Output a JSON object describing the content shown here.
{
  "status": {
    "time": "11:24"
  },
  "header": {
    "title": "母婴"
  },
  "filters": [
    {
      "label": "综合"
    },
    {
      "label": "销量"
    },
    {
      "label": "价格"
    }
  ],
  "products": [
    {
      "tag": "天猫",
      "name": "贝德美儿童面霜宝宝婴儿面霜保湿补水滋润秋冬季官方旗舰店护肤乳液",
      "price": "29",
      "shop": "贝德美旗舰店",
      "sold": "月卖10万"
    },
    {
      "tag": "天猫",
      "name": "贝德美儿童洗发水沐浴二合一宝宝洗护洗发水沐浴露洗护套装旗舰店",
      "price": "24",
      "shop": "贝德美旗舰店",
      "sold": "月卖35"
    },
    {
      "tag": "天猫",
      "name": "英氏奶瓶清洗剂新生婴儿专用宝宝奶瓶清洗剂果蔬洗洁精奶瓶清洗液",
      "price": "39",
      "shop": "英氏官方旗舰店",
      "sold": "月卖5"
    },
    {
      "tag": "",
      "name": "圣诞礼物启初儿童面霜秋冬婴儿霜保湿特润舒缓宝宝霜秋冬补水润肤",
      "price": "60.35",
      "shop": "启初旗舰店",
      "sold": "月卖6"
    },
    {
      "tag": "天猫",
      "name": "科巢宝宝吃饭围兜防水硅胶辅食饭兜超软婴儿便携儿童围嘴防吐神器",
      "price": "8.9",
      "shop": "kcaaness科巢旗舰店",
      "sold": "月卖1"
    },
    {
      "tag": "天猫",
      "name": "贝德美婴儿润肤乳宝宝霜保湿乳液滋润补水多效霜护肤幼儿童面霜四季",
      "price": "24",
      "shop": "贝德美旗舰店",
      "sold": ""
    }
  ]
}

> **Instructions for the task**
Make an exact copy of the records.

> **Solution to this exercise**
Output a JSON object describing the content shown here.
{
  "status": {
    "time": "11:24"
  },
  "header": {
    "title": "母婴"
  },
  "filters": [
    {
      "label": "综合"
    },
    {
      "label": "销量"
    },
    {
      "label": "价格"
    }
  ],
  "products": [
    {
      "tag": "天猫",
      "name": "贝德美儿童面霜宝宝婴儿面霜保湿补水滋润秋冬季官方旗舰店护肤乳液",
      "price": "29",
      "shop": "贝德美旗舰店",
      "sold": "月卖10万"
    },
    {
      "tag": "天猫",
      "name": "贝德美儿童洗发水沐浴二合一宝宝洗护洗发水沐浴露洗护套装旗舰店",
      "price": "24",
      "shop": "贝德美旗舰店",
      "sold": "月卖35"
    },
    {
      "tag": "天猫",
      "name": "英氏奶瓶清洗剂新生婴儿专用宝宝奶瓶清洗剂果蔬洗洁精奶瓶清洗液",
      "price": "39",
      "shop": "英氏官方旗舰店",
      "sold": "月卖5"
    },
    {
      "tag": "",
      "name": "圣诞礼物启初儿童面霜秋冬婴儿霜保湿特润舒缓宝宝霜秋冬补水润肤",
      "price": "60.35",
      "shop": "启初旗舰店",
      "sold": "月卖6"
    },
    {
      "tag": "天猫",
      "name": "科巢宝宝吃饭围兜防水硅胶辅食饭兜超软婴儿便携儿童围嘴防吐神器",
      "price": "8.9",
      "shop": "kcaaness科巢旗舰店",
      "sold": "月卖1"
    },
    {
      "tag": "天猫",
      "name": "贝德美婴儿润肤乳宝宝霜保湿乳液滋润补水多效霜护肤幼儿童面霜四季",
      "price": "24",
      "shop": "贝德美旗舰店",
      "sold": ""
    }
  ]
}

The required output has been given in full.